(Rows from a dataset)
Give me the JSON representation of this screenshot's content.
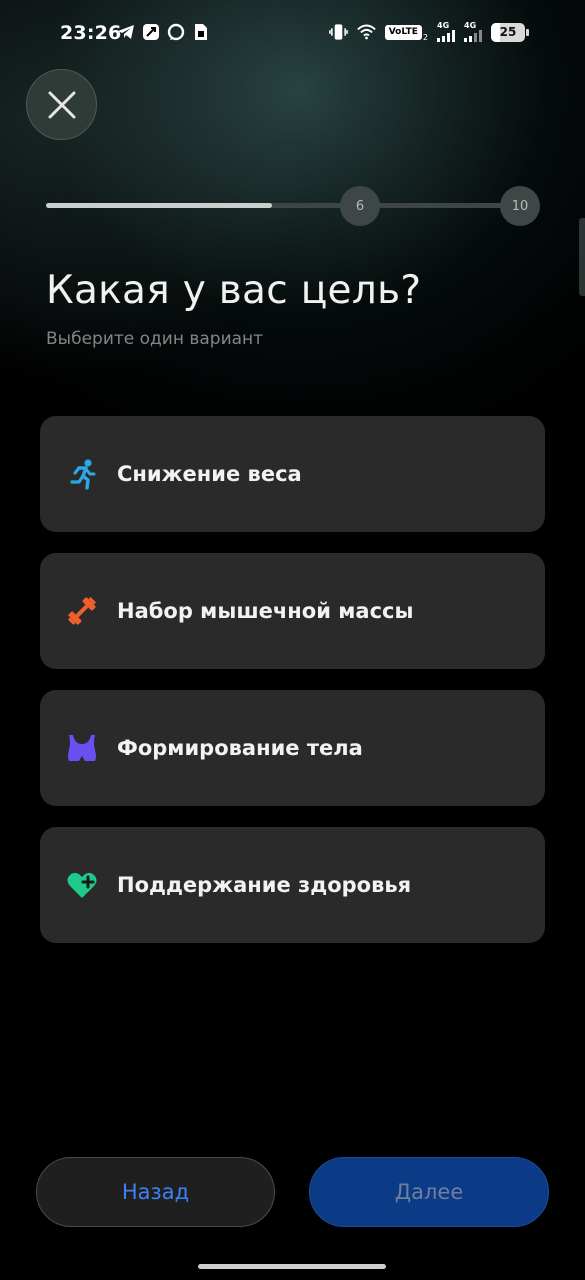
{
  "status_bar": {
    "time": "23:26",
    "network_left": "4G",
    "network_right": "4G",
    "volte": "VoLTE",
    "sim_index": "2",
    "battery_level": "25",
    "battery_fraction": 0.25
  },
  "progress": {
    "current_step": "6",
    "total_steps": "10",
    "fill_fraction": 0.47
  },
  "title": "Какая у вас цель?",
  "subtitle": "Выберите один вариант",
  "options": [
    {
      "label": "Снижение веса",
      "icon": "running-person-icon",
      "color": "#2aa9e8"
    },
    {
      "label": "Набор мышечной массы",
      "icon": "dumbbell-icon",
      "color": "#f0602a"
    },
    {
      "label": "Формирование тела",
      "icon": "body-shape-icon",
      "color": "#6b4ff0"
    },
    {
      "label": "Поддержание здоровья",
      "icon": "heart-plus-icon",
      "color": "#1fc98a"
    }
  ],
  "buttons": {
    "back": "Назад",
    "next": "Далее"
  },
  "colors": {
    "back_text": "#3b82f6",
    "next_bg": "#0b3a86"
  }
}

**EXERCISE:** Repeat the material above word for word, please, apart from its images.

**WORKED SOLUTION:**
Give me the JSON representation of this screenshot's content.
{
  "status_bar": {
    "time": "23:26",
    "network_left": "4G",
    "network_right": "4G",
    "volte": "VoLTE",
    "sim_index": "2",
    "battery_level": "25",
    "battery_fraction": 0.25
  },
  "progress": {
    "current_step": "6",
    "total_steps": "10",
    "fill_fraction": 0.47
  },
  "title": "Какая у вас цель?",
  "subtitle": "Выберите один вариант",
  "options": [
    {
      "label": "Снижение веса",
      "icon": "running-person-icon",
      "color": "#2aa9e8"
    },
    {
      "label": "Набор мышечной массы",
      "icon": "dumbbell-icon",
      "color": "#f0602a"
    },
    {
      "label": "Формирование тела",
      "icon": "body-shape-icon",
      "color": "#6b4ff0"
    },
    {
      "label": "Поддержание здоровья",
      "icon": "heart-plus-icon",
      "color": "#1fc98a"
    }
  ],
  "buttons": {
    "back": "Назад",
    "next": "Далее"
  },
  "colors": {
    "back_text": "#3b82f6",
    "next_bg": "#0b3a86"
  }
}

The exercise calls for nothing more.